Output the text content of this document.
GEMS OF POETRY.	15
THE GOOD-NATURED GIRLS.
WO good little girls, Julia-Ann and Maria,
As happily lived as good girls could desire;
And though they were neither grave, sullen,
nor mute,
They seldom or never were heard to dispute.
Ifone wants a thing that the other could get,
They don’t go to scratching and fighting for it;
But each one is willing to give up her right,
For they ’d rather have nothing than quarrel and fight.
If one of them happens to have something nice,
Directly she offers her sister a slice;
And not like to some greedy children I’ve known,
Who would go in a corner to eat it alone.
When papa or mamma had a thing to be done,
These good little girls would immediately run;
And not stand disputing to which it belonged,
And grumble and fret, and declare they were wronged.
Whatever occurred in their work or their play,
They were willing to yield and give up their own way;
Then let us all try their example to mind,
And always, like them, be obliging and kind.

=== INSTRUCTIONS TO FOLLOW ===
Set every line of the listing down word for word.

=== TASK ANSWER ===
Output the text content of this document.
GEMS OF POETRY.	15
THE GOOD-NATURED GIRLS.
WO good little girls, Julia-Ann and Maria,
As happily lived as good girls could desire;
And though they were neither grave, sullen,
nor mute,
They seldom or never were heard to dispute.
Ifone wants a thing that the other could get,
They don’t go to scratching and fighting for it;
But each one is willing to give up her right,
For they ’d rather have nothing than quarrel and fight.
If one of them happens to have something nice,
Directly she offers her sister a slice;
And not like to some greedy children I’ve known,
Who would go in a corner to eat it alone.
When papa or mamma had a thing to be done,
These good little girls would immediately run;
And not stand disputing to which it belonged,
And grumble and fret, and declare they were wronged.
Whatever occurred in their work or their play,
They were willing to yield and give up their own way;
Then let us all try their example to mind,
And always, like them, be obliging and kind.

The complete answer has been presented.